> [GOAL OF THE EXERCISE]: From the listing below, copy every line with the word "Tautinis".

..............................

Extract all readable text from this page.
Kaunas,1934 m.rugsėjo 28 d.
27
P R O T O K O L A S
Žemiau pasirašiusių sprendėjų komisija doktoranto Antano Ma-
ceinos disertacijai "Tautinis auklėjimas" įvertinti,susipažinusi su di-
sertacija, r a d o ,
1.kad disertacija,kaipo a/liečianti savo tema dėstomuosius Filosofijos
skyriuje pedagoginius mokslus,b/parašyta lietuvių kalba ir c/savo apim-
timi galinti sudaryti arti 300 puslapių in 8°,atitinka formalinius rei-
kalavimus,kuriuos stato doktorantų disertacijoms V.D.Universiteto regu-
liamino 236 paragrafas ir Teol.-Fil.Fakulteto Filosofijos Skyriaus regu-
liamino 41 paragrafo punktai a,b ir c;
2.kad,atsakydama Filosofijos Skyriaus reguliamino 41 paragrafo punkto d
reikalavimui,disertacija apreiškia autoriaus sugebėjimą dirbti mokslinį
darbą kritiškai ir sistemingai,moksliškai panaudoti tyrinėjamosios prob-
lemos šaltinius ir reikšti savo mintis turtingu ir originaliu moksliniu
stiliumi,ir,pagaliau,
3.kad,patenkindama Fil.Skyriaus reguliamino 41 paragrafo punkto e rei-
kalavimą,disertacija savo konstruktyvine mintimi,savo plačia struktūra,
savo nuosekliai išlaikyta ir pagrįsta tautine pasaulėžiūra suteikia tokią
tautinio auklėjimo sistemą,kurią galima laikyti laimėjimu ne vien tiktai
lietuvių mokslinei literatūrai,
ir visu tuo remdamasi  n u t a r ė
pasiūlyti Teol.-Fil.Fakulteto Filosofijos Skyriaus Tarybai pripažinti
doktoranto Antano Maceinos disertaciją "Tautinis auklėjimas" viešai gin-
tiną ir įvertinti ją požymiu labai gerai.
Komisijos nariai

..............................

> [RESULT BELOW]:
ceinos disertacijai "Tautinis auklėjimas" įvertinti,susipažinusi su di-
doktoranto Antano Maceinos disertaciją "Tautinis auklėjimas" viešai gin-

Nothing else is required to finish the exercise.